_Consigne 1_: Dans l'extrait sur le transport durable, quels modes massifiés figurent parmi les piliers présentés ?
_Consigne 2_: Reprenez l'extrait sur les chimères du transport durable juste après sa dernière phrase.

_Extrait à lire_:
+ + + + +

Les chimères du transport durable

Le transport durable, entre véhicules bas-carbone, logistique optimisée et digitalisation, s’impose comme une priorité stratégique pour les entreprises. Mais derrière des promesses de technologies “vertes” et des discours ambitieux, certaines solutions relèvent parfois plus de l’illusion que de l’innovation. Entre contraintes opérationnelles, limites économiques et dépendance énergétique, le chemin vers un transport réellement durable est semé d’embûches.
Ces solutions proposées sont-elles efficaces, ou ne sont-elles que des illusions séduisantes ? Dans cet article, nous allons explorer, de manière succincte, les limites, les illusions et les pièges d’un transport dit « durable », en nous appuyant sur les enjeux concrets de la logistique et de la transformation des entreprises.
Panorama des solutions durables : des avancées limitées sur le terrain
L’électrification des flottes, l’hydrogène, les biocarburants ou encore les modes massifiés comme le rail et le fluvial sont souvent présentés comme les piliers du transport durable. Les progrès technologiques sont bien là : batteries plus performantes, recherches sur l’hydrogène vert, motorisations plus sobres. Pourtant, leur adoption reste limitée dans les chaînes logistiques.

+ + + + +

Données de position des éléments

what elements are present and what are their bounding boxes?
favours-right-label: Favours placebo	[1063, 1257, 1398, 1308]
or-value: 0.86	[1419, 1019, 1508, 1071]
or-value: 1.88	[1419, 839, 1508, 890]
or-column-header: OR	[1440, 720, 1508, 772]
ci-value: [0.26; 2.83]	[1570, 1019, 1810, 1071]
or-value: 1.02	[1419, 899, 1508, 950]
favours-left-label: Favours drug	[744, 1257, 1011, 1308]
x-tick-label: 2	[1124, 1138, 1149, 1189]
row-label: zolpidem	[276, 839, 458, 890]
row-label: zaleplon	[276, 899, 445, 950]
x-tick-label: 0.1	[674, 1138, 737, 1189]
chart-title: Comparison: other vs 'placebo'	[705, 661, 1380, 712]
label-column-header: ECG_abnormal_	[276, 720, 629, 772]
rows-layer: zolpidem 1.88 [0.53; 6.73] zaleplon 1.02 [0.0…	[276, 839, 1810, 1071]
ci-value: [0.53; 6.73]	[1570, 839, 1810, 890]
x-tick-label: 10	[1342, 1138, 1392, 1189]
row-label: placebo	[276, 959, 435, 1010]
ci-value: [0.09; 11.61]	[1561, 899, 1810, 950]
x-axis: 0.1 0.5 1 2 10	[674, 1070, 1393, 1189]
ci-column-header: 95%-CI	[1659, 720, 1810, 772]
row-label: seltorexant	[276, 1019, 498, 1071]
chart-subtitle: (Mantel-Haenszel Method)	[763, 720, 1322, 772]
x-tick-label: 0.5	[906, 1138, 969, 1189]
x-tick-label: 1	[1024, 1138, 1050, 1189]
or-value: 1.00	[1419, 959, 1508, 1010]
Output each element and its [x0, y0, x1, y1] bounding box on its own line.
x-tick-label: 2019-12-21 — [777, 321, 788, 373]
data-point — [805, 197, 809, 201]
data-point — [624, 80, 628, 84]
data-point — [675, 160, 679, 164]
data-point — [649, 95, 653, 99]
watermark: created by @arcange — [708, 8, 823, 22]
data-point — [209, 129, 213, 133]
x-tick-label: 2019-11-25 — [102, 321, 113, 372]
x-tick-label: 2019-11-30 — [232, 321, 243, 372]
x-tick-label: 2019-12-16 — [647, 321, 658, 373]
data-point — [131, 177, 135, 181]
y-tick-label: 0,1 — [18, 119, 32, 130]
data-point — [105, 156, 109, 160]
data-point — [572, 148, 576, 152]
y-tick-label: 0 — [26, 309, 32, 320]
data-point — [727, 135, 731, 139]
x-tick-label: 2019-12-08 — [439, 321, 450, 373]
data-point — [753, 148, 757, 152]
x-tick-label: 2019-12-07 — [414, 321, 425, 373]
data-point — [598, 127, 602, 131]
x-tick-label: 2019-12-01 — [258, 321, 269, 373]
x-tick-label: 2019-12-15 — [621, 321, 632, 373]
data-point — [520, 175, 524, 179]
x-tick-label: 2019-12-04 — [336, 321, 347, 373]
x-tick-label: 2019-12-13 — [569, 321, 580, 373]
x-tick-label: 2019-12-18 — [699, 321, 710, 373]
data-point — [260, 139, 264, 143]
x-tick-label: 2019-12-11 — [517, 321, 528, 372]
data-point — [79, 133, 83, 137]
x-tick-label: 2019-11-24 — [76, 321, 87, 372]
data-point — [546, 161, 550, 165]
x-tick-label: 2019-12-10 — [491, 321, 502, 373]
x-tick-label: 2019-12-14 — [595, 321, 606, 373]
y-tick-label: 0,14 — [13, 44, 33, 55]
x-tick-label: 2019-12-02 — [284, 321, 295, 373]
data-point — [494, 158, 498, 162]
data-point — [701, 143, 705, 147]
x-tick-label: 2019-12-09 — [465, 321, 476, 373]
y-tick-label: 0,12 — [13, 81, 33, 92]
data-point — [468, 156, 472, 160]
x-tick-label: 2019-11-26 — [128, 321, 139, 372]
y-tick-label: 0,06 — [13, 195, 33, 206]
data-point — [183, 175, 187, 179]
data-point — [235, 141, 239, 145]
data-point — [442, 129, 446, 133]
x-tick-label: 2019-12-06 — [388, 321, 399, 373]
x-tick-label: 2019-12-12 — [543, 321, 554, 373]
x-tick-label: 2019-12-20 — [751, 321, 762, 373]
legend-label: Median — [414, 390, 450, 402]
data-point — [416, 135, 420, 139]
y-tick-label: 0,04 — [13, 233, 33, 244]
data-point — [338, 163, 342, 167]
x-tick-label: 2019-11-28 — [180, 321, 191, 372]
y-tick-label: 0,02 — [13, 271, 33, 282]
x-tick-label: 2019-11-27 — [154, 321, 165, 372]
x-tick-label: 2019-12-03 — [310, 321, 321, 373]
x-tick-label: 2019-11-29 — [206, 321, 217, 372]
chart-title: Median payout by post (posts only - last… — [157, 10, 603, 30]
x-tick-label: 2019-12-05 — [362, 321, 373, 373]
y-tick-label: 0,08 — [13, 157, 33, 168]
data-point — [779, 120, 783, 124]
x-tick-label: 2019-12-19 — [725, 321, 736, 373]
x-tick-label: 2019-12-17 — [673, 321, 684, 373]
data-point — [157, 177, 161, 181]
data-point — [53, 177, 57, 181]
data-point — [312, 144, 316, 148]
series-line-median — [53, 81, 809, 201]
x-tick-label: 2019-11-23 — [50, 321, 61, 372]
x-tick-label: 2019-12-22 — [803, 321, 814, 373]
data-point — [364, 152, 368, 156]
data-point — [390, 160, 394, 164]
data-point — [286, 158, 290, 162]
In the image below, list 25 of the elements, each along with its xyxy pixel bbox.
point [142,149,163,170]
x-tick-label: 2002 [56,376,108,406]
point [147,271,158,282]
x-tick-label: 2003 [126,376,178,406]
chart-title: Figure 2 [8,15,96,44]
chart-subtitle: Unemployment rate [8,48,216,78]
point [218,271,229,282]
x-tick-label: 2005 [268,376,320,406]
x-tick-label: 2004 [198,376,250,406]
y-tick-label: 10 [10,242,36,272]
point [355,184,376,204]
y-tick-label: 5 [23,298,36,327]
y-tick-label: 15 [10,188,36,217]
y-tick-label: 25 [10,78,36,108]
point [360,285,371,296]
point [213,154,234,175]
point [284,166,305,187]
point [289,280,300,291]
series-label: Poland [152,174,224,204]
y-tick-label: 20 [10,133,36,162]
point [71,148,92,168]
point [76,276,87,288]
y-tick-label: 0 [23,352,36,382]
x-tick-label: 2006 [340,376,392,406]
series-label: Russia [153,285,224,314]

+ + + + +

_Réponse 1_: Le rail et le fluvial.

_Réponse 2_:
En France, en 2024, seules 25 % des grandes entreprises respectent les quotas de véhicules électriques ou hybrides imposés par la loi d’orientation des mobilités (LOM), selon une étude publiée en février 2025 par l’ONG Transport & Environment.
Différentes causes : les réseaux de bornes de recharge sont inégalement répartis, les capacités de production d’électricité bas-carbone sont encore insuffisantes, et l’approvisionnement en matériaux critiques (lithium, cobalt, nickel, etc.) constitue un frein important. L’électrification du transport, en particulier, n’est réellement pertinente que si elle s’appuie sur une énergie décarbonée. Or, dans de nombreux pays, le mix énergétique reste dominé par des sources fossiles. Résultat : une électrification qui peut déplacer le problème sans le résoudre.
Autre limite souvent sous-estimée : la gestion du cycle de vie. La production et le recyclage des batteries posent des défis majeurs en matière d’impacts environnementaux et de traitement des déchets. Une solution qualifiée de “verte” peut générer d’autres formes de pollution si elle n’est pas pensée dans une logique circulaire, incluant fabrication, usage et fin de vie.
Côté modes alternatifs, la situation n’est pas plus avancée. En France, par exemple, la part du fret ferroviaire stagne autour de 9 %, et le fluvial reste marginal. Ces options souffrent d’un manque d’investissements, d’infrastructures et d’intégration dans les schémas logistiques existants. Un de nos articles traite de ces alternatives au transport routier.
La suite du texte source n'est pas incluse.